▶ _Your goal_: Track down the lines that contain "with" and copy them.

(Recorded data)
## Start
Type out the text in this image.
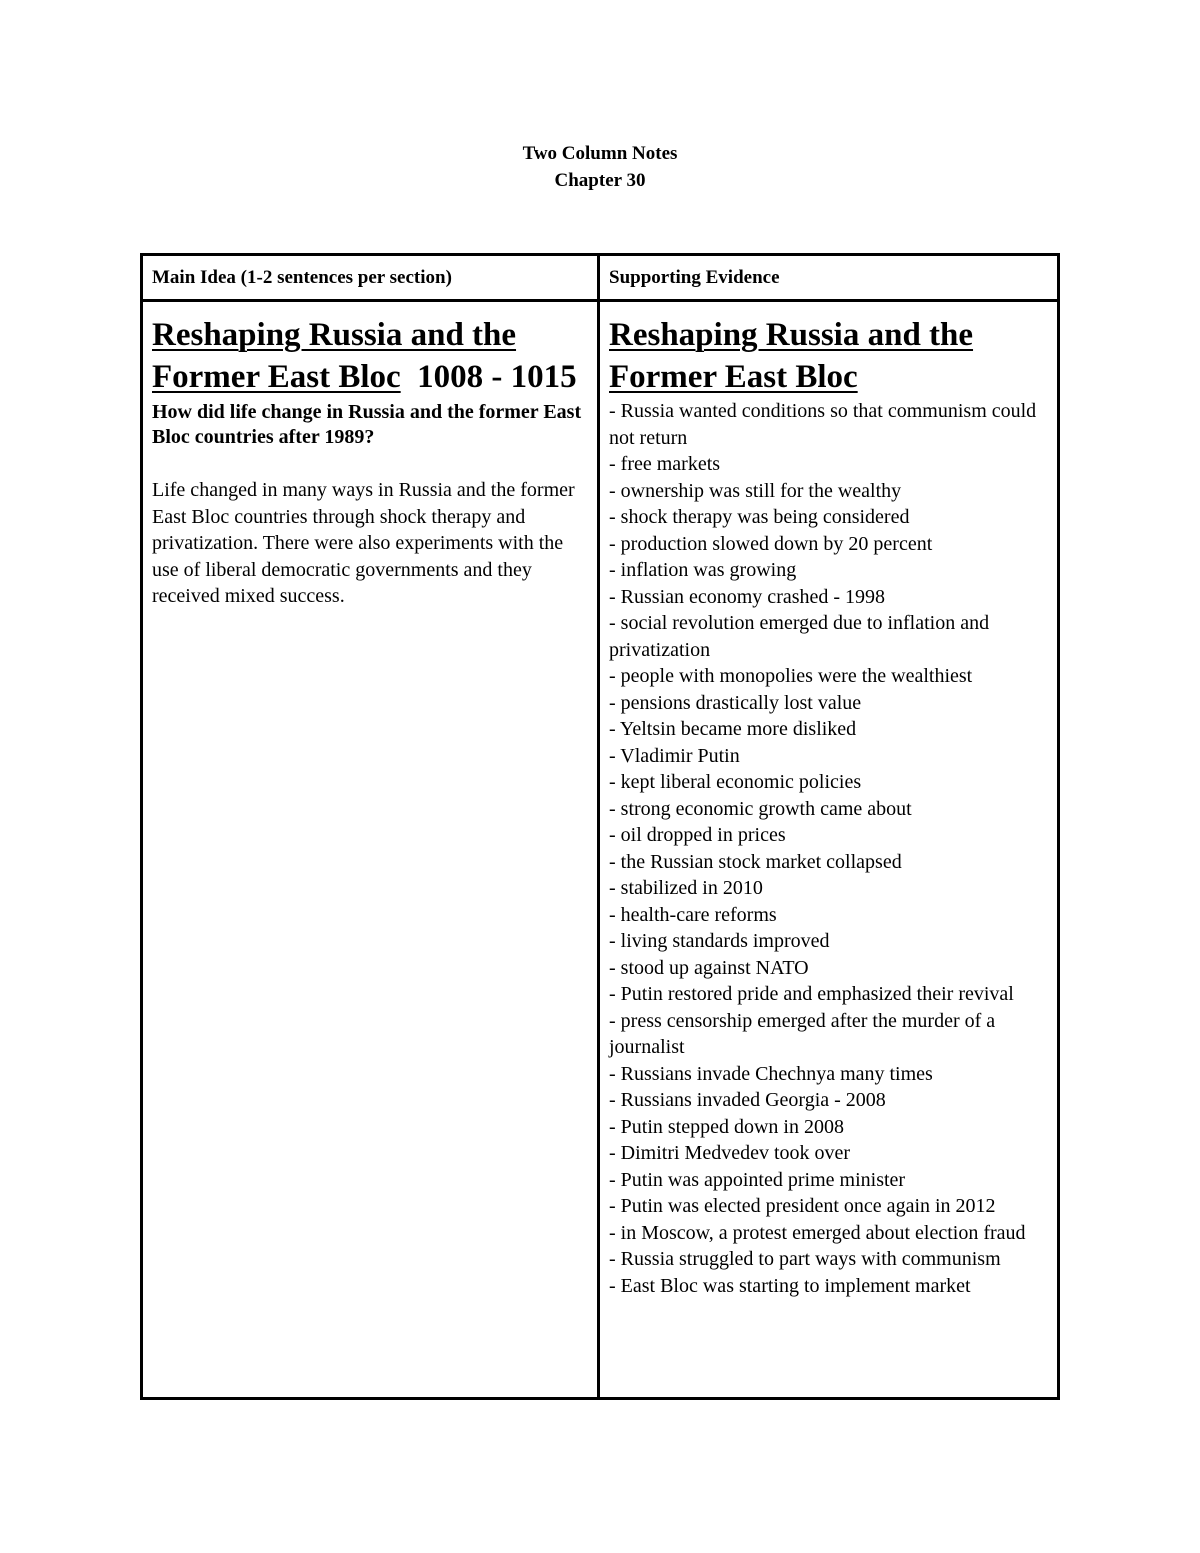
Two Column Notes
Chapter 30
Main Idea (1-2 sentences per section)	Supporting Evidence
Reshaping Russia and the Former East Bloc 1008 - 1015
How did life change in Russia and the former East Bloc countries after 1989?
Life changed in many ways in Russia and the former East Bloc countries through shock therapy and privatization. There were also experiments with the use of liberal democratic governments and they received mixed success.
Reshaping Russia and the Former East Bloc
- Russia wanted conditions so that communism could not return
- free markets
- ownership was still for the wealthy
- shock therapy was being considered
- production slowed down by 20 percent
- inflation was growing
- Russian economy crashed - 1998
- social revolution emerged due to inflation and privatization
- people with monopolies were the wealthiest
- pensions drastically lost value
- Yeltsin became more disliked
- Vladimir Putin
- kept liberal economic policies
- strong economic growth came about
- oil dropped in prices
- the Russian stock market collapsed
- stabilized in 2010
- health-care reforms
- living standards improved
- stood up against NATO
- Putin restored pride and emphasized their revival
- press censorship emerged after the murder of a journalist
- Russians invade Chechnya many times
- Russians invaded Georgia - 2008
- Putin stepped down in 2008
- Dimitri Medvedev took over
- Putin was appointed prime minister
- Putin was elected president once again in 2012
- in Moscow, a protest emerged about election fraud
- Russia struggled to part ways with communism
- East Bloc was starting to implement market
## End
▶ _Result of this exercise_:
Life changed in many ways in Russia and the former East Bloc countries through shock therapy and privatization. There were also experiments with the use of liberal democratic governments and they received mixed success.
- people with monopolies were the wealthiest
- Russia struggled to part ways with communism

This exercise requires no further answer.